-- Begin Source data --

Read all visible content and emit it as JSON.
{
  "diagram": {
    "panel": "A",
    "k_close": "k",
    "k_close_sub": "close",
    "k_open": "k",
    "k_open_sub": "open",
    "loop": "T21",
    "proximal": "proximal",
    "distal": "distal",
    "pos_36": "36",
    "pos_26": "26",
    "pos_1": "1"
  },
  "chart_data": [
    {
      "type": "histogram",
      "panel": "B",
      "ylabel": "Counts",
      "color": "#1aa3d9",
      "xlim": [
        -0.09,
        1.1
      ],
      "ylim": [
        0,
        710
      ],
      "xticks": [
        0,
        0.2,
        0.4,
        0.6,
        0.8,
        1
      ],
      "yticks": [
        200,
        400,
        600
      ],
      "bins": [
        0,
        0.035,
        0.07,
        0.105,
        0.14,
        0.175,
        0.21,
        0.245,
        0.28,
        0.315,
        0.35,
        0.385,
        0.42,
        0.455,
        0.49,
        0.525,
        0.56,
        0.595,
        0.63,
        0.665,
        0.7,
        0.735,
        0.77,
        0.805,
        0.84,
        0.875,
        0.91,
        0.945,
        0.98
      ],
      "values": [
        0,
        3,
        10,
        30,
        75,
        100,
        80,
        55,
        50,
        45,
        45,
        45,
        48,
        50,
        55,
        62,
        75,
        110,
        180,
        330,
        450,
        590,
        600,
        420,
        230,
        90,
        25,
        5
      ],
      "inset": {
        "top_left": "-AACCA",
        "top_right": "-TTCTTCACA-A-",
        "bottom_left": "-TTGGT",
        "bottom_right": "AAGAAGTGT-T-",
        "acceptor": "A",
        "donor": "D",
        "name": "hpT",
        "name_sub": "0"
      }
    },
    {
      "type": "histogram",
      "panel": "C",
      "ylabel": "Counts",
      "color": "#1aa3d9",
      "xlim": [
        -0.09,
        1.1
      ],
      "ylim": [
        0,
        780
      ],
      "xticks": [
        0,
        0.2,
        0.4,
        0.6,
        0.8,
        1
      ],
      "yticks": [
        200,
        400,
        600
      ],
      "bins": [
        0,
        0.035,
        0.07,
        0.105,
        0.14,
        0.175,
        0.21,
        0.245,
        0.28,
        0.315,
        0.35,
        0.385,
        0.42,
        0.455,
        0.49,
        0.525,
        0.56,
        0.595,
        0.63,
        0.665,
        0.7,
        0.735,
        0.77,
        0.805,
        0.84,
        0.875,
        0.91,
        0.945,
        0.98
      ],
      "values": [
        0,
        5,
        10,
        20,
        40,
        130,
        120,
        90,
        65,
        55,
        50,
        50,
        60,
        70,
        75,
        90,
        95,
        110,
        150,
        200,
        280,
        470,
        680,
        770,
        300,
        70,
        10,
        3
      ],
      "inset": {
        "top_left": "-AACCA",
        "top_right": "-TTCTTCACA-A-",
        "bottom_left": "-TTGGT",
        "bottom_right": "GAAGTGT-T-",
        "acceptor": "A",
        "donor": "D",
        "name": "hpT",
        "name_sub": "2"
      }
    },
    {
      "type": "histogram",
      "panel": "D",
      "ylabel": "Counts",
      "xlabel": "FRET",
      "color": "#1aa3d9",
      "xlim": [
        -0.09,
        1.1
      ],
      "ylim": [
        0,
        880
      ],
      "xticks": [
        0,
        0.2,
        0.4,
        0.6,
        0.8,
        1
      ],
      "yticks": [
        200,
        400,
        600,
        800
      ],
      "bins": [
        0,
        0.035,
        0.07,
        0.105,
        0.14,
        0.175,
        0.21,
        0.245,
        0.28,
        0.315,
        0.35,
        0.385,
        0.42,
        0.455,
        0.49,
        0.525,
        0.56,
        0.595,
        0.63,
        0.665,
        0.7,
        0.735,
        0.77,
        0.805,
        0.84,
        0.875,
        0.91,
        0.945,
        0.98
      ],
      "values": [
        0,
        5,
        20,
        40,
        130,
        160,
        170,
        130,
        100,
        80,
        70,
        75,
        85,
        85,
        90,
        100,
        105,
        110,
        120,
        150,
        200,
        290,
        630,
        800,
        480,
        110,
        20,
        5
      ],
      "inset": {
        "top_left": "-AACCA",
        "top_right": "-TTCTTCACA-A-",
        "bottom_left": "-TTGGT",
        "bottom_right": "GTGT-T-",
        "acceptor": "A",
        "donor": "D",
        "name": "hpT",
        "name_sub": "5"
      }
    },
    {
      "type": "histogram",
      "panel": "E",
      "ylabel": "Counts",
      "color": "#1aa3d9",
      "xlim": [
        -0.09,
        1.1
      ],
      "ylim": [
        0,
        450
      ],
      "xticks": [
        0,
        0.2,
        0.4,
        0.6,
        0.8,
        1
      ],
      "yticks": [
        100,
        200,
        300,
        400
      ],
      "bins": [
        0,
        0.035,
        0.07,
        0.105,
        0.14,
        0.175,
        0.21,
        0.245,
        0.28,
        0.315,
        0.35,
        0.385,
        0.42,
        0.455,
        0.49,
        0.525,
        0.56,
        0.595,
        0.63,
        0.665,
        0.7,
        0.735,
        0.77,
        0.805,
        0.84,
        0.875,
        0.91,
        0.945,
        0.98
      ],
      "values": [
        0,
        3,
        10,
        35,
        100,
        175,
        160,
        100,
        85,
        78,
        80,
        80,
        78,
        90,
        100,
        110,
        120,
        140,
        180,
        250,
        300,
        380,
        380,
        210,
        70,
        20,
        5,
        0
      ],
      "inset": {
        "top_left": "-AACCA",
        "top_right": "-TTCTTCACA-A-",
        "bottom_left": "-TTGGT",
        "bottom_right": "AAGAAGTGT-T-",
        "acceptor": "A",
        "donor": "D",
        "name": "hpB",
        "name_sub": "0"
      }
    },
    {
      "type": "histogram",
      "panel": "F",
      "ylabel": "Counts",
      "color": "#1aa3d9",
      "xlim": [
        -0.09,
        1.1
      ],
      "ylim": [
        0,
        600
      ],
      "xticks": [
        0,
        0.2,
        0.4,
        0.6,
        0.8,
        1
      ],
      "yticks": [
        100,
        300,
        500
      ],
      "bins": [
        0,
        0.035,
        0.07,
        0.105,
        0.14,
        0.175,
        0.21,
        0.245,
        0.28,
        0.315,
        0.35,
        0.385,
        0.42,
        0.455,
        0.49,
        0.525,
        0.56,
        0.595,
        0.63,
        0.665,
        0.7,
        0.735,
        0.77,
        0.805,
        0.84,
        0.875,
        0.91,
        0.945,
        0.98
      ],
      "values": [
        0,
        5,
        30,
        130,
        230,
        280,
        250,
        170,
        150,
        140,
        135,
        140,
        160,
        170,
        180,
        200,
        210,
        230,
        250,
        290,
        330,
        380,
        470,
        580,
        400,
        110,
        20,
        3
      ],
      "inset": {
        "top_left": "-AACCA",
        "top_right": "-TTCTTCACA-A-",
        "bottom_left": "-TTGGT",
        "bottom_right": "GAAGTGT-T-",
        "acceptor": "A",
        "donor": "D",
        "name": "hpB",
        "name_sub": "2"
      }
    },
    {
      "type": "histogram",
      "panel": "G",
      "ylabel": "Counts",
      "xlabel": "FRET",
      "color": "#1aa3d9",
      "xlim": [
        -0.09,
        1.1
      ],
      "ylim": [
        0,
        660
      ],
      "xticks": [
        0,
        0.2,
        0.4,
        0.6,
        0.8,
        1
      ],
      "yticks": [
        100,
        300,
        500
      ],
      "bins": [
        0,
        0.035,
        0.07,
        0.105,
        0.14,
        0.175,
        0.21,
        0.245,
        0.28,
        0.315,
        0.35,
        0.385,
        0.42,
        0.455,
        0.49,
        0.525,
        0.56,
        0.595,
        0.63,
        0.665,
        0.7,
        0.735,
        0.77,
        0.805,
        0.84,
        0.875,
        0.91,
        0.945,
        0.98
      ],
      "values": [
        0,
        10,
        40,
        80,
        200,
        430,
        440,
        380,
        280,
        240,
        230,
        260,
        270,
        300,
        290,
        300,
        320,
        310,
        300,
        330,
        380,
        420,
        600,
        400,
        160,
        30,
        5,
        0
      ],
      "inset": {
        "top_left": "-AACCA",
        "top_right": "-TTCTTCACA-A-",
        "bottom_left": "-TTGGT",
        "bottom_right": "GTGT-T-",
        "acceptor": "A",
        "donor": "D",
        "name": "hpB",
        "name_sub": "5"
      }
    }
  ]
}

-- End Source data --

### Goal of the exercise
Identify every line holding the word "panel" and copy it out.

### Worked solution
    "panel": "A",
      "panel": "B",
      "panel": "C",
      "panel": "D",
      "panel": "E",
      "panel": "F",
      "panel": "G",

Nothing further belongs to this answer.